— begin Extracted entries —

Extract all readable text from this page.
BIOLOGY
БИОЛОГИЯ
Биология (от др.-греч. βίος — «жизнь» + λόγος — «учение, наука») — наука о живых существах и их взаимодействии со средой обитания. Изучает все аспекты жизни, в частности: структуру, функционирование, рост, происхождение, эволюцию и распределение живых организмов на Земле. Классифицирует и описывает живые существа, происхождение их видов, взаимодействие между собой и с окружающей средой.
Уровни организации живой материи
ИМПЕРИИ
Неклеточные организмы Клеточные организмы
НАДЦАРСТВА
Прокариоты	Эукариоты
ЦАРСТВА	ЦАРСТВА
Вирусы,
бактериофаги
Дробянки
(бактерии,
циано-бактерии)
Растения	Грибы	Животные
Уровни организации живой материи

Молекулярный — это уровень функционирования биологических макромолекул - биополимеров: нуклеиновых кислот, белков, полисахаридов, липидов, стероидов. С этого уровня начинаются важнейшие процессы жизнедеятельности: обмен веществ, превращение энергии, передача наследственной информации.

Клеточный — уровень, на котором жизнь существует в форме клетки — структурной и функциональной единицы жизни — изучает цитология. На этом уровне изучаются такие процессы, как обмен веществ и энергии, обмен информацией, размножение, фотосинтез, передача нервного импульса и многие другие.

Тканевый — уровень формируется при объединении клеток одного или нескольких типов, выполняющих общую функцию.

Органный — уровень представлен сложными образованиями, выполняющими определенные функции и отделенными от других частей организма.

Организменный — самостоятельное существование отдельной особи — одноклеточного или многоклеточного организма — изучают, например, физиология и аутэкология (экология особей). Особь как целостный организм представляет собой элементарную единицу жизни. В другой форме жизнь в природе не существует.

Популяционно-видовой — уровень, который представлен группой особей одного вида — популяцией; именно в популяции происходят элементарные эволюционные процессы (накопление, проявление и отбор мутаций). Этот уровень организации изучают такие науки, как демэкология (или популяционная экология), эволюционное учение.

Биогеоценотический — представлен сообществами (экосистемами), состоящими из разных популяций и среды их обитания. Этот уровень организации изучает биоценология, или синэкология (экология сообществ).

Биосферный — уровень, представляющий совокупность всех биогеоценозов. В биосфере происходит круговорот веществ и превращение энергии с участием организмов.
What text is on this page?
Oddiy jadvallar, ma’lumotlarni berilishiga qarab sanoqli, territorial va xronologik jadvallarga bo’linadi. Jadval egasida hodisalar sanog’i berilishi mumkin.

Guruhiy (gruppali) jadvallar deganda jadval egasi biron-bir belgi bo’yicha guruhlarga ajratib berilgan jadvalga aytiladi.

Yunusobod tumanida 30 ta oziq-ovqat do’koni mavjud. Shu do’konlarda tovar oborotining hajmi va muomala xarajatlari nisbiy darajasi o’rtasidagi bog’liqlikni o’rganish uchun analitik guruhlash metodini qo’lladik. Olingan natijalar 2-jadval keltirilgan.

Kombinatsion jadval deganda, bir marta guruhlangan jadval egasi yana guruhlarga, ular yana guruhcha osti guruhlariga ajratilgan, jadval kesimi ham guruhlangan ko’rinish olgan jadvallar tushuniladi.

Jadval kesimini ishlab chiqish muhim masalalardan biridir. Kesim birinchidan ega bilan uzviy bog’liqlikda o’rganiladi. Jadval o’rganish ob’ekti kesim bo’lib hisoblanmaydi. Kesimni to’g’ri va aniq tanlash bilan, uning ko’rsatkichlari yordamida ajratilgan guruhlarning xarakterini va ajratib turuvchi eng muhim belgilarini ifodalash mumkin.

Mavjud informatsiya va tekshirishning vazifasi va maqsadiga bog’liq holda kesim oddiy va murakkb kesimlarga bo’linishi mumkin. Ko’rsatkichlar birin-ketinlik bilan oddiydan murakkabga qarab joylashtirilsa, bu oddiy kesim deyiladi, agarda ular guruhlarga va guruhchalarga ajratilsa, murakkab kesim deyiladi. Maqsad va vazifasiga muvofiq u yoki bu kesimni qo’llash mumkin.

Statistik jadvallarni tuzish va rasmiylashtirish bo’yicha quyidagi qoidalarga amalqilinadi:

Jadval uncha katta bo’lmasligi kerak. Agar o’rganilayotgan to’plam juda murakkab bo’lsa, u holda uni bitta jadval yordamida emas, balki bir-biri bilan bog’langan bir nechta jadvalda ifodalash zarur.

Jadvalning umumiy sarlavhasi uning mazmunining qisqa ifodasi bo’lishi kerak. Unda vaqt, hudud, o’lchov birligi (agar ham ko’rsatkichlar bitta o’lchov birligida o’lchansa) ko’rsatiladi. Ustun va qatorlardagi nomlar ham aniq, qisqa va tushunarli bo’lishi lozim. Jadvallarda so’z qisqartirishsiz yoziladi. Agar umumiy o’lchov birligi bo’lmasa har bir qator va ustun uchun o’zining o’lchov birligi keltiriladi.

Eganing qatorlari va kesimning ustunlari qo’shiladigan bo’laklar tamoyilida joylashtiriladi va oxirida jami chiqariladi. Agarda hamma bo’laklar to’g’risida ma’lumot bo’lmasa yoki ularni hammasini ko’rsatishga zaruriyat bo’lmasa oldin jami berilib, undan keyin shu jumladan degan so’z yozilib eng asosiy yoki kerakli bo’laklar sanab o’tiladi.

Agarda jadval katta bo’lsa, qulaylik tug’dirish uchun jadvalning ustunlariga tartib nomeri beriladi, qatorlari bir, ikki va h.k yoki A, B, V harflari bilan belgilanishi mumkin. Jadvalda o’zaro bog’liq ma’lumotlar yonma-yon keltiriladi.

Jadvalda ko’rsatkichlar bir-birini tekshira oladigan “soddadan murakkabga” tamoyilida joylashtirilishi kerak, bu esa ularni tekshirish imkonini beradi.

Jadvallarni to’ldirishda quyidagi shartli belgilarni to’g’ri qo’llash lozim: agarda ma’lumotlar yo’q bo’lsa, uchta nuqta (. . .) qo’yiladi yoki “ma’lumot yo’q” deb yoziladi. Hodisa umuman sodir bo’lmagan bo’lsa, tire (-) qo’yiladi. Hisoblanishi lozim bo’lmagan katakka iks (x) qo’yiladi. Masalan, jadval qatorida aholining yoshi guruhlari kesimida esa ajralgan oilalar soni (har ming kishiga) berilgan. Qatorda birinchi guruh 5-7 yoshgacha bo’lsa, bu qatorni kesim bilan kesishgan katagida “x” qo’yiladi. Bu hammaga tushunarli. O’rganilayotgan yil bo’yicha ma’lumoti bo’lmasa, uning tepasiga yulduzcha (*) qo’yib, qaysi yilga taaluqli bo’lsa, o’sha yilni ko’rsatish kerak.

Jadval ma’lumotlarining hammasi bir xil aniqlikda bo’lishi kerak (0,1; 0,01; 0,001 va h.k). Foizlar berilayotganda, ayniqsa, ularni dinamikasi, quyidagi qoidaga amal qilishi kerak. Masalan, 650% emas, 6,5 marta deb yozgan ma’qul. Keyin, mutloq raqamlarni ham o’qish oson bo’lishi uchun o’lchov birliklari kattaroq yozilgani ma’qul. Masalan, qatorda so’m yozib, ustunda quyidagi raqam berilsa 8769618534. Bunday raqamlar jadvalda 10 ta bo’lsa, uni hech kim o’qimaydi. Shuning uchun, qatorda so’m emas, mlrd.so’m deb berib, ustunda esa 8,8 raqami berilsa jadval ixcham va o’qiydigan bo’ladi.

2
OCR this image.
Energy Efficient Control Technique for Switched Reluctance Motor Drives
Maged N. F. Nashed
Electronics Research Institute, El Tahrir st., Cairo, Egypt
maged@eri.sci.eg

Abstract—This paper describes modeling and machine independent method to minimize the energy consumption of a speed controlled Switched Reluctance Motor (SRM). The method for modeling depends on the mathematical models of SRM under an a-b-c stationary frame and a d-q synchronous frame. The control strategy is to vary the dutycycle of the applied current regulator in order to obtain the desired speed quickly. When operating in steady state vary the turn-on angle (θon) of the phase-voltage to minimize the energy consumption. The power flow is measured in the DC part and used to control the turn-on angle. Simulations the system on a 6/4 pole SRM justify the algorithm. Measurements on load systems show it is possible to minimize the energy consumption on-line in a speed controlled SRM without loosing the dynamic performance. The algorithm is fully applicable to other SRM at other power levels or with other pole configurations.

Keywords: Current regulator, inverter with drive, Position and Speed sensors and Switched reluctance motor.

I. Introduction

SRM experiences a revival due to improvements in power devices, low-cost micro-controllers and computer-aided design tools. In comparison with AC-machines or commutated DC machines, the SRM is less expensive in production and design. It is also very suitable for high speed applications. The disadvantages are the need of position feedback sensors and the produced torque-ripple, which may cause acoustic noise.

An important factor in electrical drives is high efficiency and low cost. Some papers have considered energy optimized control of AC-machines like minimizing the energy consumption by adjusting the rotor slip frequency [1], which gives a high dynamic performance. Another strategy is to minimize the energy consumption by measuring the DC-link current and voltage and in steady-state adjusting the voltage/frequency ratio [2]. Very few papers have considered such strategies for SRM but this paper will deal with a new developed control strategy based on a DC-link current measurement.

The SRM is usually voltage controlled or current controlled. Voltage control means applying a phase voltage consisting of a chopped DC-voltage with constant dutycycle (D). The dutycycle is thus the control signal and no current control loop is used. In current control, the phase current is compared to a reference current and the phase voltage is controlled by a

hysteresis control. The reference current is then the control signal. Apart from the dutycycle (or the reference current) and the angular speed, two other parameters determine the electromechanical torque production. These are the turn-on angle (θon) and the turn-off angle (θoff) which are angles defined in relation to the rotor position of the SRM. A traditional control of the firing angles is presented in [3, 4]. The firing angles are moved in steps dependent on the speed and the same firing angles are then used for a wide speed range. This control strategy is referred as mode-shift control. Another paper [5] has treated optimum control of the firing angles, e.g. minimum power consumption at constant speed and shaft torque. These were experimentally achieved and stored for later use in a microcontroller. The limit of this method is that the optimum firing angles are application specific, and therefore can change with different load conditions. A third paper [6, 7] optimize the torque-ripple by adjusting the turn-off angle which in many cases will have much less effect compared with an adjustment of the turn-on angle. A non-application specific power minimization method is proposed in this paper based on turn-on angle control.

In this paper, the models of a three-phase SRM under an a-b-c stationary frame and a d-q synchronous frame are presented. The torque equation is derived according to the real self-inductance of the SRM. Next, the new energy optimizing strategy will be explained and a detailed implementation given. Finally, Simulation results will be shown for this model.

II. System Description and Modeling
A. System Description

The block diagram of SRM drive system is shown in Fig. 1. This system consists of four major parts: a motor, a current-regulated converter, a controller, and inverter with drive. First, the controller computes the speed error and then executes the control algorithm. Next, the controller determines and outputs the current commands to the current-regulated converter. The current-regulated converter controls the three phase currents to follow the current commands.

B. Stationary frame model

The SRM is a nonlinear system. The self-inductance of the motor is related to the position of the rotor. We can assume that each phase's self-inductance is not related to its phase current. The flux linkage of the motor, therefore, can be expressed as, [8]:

— end Extracted entries —

** Aim **
Go through the listing above and list every line that has the word "sensors".

** Complete output **
Keywords: Current regulator, inverter with drive, Position and Speed sensors and Switched reluctance motor.
SRM experiences a revival due to improvements in power devices, low-cost micro-controllers and computer-aided design tools. In comparison with AC-machines or commutated DC machines, the SRM is less expensive in production and design. It is also very suitable for high speed applications. The disadvantages are the need of position feedback sensors and the produced torque-ripple, which may cause acoustic noise.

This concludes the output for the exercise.